— Work item —
Copy out the text below on C-reactive protein and FcγRIIa word for word, in full.

Human C-reactive protein does not bind to fcγRIIa on phagocyti cells

C-reactive protein (CRP) is an acute phase protein in humans with an important role in innate immunity. During inflammation it can be upregulated from a concentration of less than 1 μg/ml to as high as 500 μg/ml. CRP opsonizes foreign particles (1), activates complement (2), and can directly interact with phagocytic cells (3–6). The identification of CRP-binding receptors on phagocytic cells has been tedious, but in February 2000, Stein et al. reported in the JCI that CRP binds to FcγRIIa (CD32) and, more specifically, to the R131 polymorphic form of the receptor (6).

— The data —

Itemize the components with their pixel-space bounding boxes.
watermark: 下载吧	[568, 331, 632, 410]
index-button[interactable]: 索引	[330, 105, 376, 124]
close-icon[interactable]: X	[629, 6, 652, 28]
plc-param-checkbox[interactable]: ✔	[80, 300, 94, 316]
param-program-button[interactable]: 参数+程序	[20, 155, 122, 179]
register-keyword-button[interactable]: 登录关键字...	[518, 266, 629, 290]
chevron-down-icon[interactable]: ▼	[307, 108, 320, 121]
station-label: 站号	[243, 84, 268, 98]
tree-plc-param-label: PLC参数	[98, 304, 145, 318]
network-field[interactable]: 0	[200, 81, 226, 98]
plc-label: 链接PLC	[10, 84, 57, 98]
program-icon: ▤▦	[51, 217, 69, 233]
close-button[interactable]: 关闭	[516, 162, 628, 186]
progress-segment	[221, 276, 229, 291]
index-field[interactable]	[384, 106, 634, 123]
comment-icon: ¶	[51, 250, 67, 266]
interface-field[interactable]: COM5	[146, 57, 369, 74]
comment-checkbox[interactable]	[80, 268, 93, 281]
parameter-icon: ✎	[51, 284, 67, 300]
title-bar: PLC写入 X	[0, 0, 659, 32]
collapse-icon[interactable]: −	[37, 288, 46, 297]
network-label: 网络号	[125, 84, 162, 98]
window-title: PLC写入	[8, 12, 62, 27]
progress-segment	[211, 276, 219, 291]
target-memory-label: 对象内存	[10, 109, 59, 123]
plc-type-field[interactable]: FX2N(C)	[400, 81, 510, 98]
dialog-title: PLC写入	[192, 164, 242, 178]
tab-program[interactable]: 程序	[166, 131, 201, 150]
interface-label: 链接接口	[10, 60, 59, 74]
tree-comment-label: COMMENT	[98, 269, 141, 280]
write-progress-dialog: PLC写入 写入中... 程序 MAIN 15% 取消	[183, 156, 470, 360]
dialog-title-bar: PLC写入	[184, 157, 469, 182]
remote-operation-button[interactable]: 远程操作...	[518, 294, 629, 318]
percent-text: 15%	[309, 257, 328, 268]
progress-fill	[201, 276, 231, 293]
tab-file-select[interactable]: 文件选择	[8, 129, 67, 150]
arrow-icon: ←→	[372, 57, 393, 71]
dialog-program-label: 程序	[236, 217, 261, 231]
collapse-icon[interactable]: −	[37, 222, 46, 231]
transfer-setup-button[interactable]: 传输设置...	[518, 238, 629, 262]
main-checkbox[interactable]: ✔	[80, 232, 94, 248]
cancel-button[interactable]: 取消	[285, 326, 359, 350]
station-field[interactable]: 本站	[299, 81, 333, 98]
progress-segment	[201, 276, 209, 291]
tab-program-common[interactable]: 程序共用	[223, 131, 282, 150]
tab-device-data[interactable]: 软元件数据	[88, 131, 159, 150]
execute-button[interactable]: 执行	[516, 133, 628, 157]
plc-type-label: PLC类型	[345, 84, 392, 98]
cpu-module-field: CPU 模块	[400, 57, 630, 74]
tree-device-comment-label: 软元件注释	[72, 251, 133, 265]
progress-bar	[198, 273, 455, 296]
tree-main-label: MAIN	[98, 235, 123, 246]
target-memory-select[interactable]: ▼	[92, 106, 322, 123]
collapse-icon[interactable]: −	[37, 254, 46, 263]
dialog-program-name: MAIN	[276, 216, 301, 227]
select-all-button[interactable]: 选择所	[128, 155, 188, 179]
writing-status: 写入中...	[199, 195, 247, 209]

— Exercise output —
Human C-reactive protein does not bind to fcγRIIa on phagocyti cells

C-reactive protein (CRP) is an acute phase protein in humans with an important role in innate immunity. During inflammation it can be upregulated from a concentration of less than 1 μg/ml to as high as 500 μg/ml. CRP opsonizes foreign particles (1), activates complement (2), and can directly interact with phagocytic cells (3–6). The identification of CRP-binding receptors on phagocytic cells has been tedious, but in February 2000, Stein et al. reported in the JCI that CRP binds to FcγRIIa (CD32) and, more specifically, to the R131 polymorphic form of the receptor (6).